<<<<
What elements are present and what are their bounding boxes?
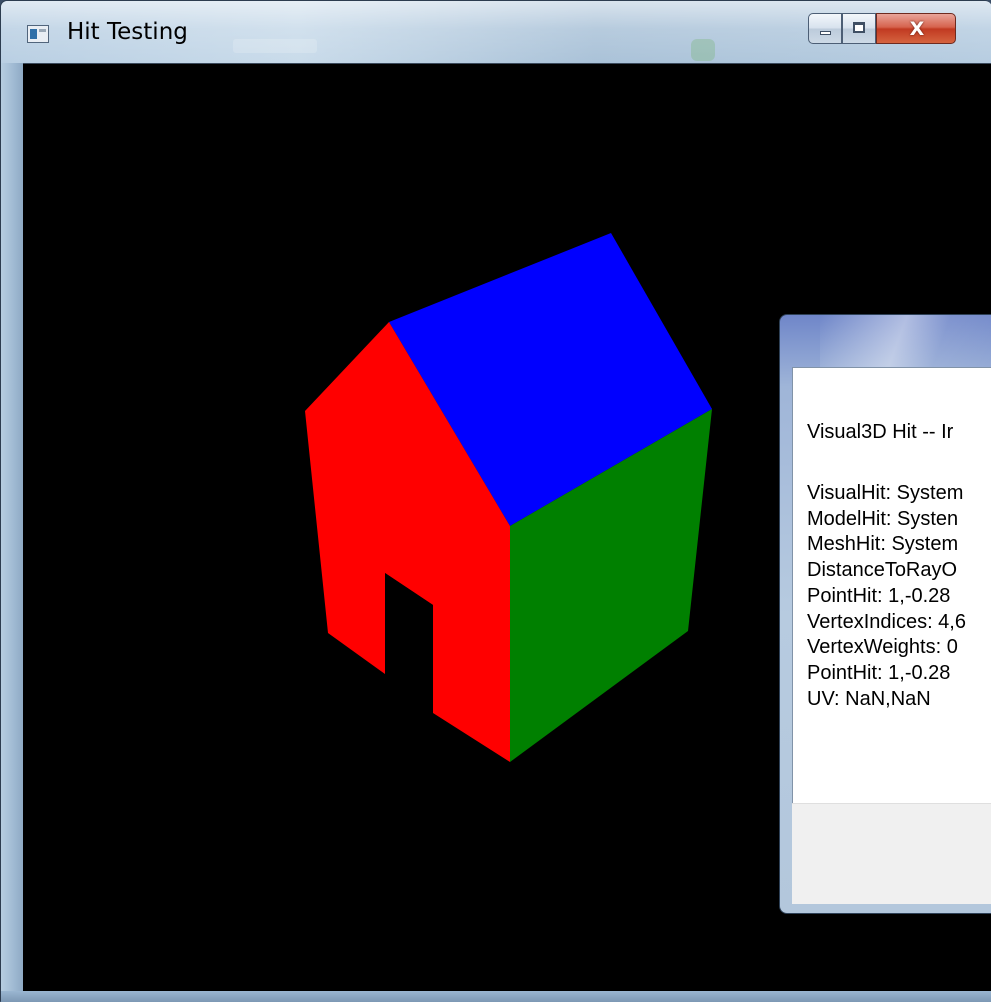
hit-detail-line: PointHit: 1,-0.28 xyxy=(807,661,951,684)
close-icon: X xyxy=(909,18,925,40)
hit-detail-line: MeshHit: System xyxy=(807,533,959,556)
hit-detail-line: UV: NaN,NaN xyxy=(807,687,931,710)
hit-detail-line: PointHit: 1,-0.28 xyxy=(807,584,951,607)
main-window: Hit Testing X Visual3D Hit -- Ir VisualH… xyxy=(0,0,991,1002)
minimize-button[interactable] xyxy=(808,13,842,44)
hit-details-list: VisualHit: System ModelHit: Systen MeshH… xyxy=(807,481,966,712)
maximize-button[interactable] xyxy=(842,13,876,44)
hit-detail-line: VisualHit: System xyxy=(807,482,964,504)
hit-detail-line: ModelHit: Systen xyxy=(807,507,959,530)
background-reflection xyxy=(233,39,317,53)
dialog-heading: Visual3D Hit -- Ir xyxy=(807,421,954,443)
close-button[interactable]: X xyxy=(876,13,956,44)
background-reflection xyxy=(691,39,715,61)
dialog-title-bar[interactable] xyxy=(820,315,991,367)
title-bar[interactable]: Hit Testing X xyxy=(1,1,991,63)
viewport-3d[interactable]: Visual3D Hit -- Ir VisualHit: System Mod… xyxy=(23,63,991,992)
hit-info-dialog[interactable]: Visual3D Hit -- Ir VisualHit: System Mod… xyxy=(779,314,991,914)
dialog-button-area xyxy=(792,803,991,904)
hit-detail-line: VertexIndices: 4,6 xyxy=(807,610,966,633)
maximize-icon xyxy=(853,22,865,33)
hit-detail-line: VertexWeights: 0 xyxy=(807,636,958,659)
caption-buttons: X xyxy=(808,13,956,46)
app-icon[interactable] xyxy=(27,25,49,43)
hit-detail-line: DistanceToRayO xyxy=(807,559,958,582)
minimize-icon xyxy=(820,31,831,35)
window-frame-left xyxy=(1,63,23,991)
window-title: Hit Testing xyxy=(67,19,188,45)
window-frame-bottom xyxy=(1,991,991,1002)
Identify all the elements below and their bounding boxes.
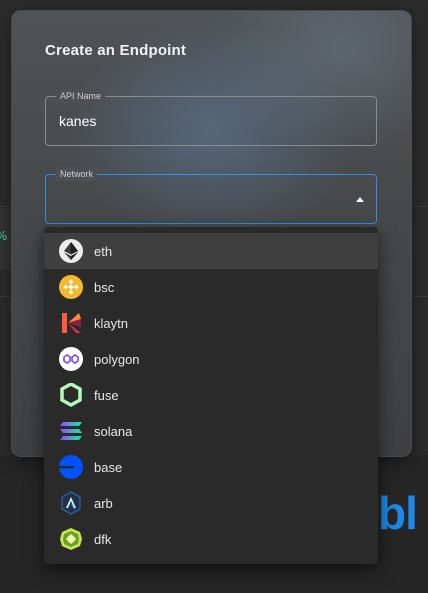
>>>>
What is asked:
Copy every line above word for word, leaving out the pictures.

Answer to the exercise:
What elements are present and what are their bounding boxes?
hit-detail-line: PointHit: 1,-0.28 xyxy=(807,661,951,684)
close-icon: X xyxy=(909,18,925,40)
hit-detail-line: MeshHit: System xyxy=(807,533,959,556)
hit-detail-line: UV: NaN,NaN xyxy=(807,687,931,710)
hit-detail-line: PointHit: 1,-0.28 xyxy=(807,584,951,607)
main-window: Hit Testing X Visual3D Hit -- Ir VisualH… xyxy=(0,0,991,1002)
minimize-button[interactable] xyxy=(808,13,842,44)
hit-details-list: VisualHit: System ModelHit: Systen MeshH… xyxy=(807,481,966,712)
maximize-button[interactable] xyxy=(842,13,876,44)
hit-detail-line: VisualHit: System xyxy=(807,482,964,504)
hit-detail-line: ModelHit: Systen xyxy=(807,507,959,530)
background-reflection xyxy=(233,39,317,53)
dialog-heading: Visual3D Hit -- Ir xyxy=(807,421,954,443)
close-button[interactable]: X xyxy=(876,13,956,44)
background-reflection xyxy=(691,39,715,61)
dialog-title-bar[interactable] xyxy=(820,315,991,367)
title-bar[interactable]: Hit Testing X xyxy=(1,1,991,63)
viewport-3d[interactable]: Visual3D Hit -- Ir VisualHit: System Mod… xyxy=(23,63,991,992)
hit-info-dialog[interactable]: Visual3D Hit -- Ir VisualHit: System Mod… xyxy=(779,314,991,914)
dialog-button-area xyxy=(792,803,991,904)
hit-detail-line: VertexIndices: 4,6 xyxy=(807,610,966,633)
maximize-icon xyxy=(853,22,865,33)
hit-detail-line: VertexWeights: 0 xyxy=(807,636,958,659)
caption-buttons: X xyxy=(808,13,956,46)
app-icon[interactable] xyxy=(27,25,49,43)
hit-detail-line: DistanceToRayO xyxy=(807,559,958,582)
minimize-icon xyxy=(820,31,831,35)
window-frame-left xyxy=(1,63,23,991)
window-title: Hit Testing xyxy=(67,19,188,45)
window-frame-bottom xyxy=(1,991,991,1002)
Identify all the elements below and their bounding boxes.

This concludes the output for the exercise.